### Set problem
Going through the material below, please gather all lines with the word "include" in them.

—————

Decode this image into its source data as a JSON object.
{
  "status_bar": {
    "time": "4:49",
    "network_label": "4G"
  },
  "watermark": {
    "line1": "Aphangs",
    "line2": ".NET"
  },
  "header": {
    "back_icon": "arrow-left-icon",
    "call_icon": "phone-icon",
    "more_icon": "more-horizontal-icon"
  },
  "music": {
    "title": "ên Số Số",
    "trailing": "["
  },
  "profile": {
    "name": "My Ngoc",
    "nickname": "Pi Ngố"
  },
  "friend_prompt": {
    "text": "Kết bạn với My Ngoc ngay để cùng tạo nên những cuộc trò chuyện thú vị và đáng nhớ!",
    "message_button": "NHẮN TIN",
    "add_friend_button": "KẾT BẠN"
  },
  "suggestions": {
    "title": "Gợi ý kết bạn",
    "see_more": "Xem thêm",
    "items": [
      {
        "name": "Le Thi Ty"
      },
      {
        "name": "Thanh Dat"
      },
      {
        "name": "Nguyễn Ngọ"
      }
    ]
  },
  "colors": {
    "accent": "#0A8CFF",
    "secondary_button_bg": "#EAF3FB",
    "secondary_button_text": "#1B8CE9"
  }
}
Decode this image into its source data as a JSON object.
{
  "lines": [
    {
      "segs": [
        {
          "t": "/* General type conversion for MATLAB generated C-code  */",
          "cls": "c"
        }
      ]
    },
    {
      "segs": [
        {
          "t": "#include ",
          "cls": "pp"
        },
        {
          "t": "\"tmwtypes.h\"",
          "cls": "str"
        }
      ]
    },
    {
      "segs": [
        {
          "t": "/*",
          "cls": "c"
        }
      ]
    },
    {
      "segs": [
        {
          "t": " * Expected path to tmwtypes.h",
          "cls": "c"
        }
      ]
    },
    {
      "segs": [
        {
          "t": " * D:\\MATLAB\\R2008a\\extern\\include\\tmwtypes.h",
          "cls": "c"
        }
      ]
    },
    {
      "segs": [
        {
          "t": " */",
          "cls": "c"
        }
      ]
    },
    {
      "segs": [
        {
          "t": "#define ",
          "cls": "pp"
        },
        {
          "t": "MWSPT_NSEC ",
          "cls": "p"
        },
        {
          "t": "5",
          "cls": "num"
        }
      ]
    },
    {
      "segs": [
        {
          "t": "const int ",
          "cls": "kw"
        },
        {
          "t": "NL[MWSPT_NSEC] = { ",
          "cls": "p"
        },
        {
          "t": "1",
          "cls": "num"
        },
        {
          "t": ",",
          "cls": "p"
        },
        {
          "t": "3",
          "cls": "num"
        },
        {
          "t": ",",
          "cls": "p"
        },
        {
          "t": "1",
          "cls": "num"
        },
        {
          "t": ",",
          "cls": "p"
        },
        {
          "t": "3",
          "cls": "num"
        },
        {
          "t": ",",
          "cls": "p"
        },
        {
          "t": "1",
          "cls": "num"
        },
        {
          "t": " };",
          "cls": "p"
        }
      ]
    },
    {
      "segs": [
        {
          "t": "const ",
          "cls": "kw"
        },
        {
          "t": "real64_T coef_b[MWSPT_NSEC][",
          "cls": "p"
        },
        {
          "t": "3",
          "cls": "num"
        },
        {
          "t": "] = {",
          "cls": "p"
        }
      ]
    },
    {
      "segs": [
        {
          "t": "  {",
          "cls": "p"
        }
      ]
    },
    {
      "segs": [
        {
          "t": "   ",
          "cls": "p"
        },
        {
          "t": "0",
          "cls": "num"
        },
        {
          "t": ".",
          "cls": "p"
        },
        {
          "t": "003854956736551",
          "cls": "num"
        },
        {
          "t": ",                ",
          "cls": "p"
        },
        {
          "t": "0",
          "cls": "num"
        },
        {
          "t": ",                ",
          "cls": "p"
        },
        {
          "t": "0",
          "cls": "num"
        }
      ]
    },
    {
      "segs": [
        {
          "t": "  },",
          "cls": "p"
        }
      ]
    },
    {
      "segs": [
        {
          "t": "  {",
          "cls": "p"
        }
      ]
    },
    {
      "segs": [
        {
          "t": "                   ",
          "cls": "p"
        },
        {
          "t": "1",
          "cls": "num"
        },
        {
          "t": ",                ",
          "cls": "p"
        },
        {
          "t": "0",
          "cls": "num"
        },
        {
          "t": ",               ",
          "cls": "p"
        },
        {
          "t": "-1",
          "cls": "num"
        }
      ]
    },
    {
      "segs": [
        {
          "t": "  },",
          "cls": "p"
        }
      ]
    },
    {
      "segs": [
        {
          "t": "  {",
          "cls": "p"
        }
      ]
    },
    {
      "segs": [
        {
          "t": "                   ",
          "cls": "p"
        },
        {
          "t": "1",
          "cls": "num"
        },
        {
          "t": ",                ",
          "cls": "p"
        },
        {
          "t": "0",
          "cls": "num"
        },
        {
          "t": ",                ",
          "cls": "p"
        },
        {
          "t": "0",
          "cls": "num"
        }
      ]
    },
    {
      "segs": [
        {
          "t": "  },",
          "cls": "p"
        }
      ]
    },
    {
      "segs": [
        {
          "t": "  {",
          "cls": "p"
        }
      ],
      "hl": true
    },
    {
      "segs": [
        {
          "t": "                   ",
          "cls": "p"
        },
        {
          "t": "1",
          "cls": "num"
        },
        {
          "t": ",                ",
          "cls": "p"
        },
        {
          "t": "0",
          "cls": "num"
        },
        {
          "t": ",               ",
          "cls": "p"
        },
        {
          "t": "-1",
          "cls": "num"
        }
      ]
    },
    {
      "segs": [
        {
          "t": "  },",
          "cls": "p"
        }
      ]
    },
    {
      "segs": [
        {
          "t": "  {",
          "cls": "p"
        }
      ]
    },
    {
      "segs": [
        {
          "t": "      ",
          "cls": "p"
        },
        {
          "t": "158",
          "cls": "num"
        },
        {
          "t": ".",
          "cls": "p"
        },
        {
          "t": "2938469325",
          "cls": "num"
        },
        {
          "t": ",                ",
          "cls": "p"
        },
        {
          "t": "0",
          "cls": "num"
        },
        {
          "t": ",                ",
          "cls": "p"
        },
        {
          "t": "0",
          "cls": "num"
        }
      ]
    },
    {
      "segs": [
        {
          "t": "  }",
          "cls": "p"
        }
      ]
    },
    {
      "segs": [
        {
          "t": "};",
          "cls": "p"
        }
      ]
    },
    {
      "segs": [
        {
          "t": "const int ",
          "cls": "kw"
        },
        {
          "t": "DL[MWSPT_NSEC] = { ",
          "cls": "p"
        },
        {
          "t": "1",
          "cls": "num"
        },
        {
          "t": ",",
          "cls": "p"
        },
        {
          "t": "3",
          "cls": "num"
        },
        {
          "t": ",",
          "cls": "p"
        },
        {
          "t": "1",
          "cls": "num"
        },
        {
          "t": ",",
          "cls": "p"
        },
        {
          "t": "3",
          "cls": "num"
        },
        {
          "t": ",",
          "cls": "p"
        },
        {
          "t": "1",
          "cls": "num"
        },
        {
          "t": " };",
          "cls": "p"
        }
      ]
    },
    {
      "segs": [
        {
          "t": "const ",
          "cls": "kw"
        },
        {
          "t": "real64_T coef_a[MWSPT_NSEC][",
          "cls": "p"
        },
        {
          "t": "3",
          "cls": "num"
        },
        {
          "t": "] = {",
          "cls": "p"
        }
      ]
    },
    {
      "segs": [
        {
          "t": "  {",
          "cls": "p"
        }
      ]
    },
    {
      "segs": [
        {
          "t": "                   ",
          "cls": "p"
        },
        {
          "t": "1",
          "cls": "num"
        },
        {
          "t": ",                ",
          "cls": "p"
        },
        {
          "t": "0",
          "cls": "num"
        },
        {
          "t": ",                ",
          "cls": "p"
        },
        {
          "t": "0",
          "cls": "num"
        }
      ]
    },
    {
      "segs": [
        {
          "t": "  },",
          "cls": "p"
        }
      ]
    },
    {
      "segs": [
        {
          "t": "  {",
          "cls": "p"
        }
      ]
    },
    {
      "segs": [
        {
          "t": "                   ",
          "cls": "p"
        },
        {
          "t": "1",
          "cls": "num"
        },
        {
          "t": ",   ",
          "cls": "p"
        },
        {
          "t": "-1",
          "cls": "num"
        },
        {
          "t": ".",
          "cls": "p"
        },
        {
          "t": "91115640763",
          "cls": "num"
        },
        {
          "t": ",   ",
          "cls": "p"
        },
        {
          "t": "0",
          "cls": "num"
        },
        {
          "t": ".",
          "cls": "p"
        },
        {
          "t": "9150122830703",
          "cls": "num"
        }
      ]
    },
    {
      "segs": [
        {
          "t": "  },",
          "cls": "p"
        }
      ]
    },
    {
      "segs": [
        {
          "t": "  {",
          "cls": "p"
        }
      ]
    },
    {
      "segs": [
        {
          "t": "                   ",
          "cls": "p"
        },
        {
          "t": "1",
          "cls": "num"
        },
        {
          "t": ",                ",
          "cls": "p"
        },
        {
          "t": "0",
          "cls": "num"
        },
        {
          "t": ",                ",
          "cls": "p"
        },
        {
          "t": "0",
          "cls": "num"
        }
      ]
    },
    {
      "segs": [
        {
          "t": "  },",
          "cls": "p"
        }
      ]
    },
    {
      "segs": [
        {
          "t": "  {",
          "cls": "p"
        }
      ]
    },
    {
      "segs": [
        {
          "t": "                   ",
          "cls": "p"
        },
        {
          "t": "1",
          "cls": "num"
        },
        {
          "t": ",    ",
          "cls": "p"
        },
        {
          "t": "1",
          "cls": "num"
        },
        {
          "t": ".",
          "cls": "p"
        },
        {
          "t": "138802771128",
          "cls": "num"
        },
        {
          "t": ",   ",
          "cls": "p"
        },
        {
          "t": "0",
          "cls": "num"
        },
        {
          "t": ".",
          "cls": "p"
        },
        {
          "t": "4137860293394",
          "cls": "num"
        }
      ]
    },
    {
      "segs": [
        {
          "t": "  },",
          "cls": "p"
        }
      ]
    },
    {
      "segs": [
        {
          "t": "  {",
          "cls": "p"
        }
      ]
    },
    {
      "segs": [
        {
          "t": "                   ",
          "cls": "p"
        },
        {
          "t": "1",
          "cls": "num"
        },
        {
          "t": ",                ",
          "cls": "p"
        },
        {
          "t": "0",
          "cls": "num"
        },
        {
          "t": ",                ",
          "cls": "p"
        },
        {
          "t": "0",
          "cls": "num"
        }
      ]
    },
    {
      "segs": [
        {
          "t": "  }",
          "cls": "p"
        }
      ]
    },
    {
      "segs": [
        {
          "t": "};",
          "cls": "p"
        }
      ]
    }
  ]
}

—————

### Answer in full
          "t": "#include ",
          "t": " * D:\\MATLAB\\R2008a\\extern\\include\\tmwtypes.h",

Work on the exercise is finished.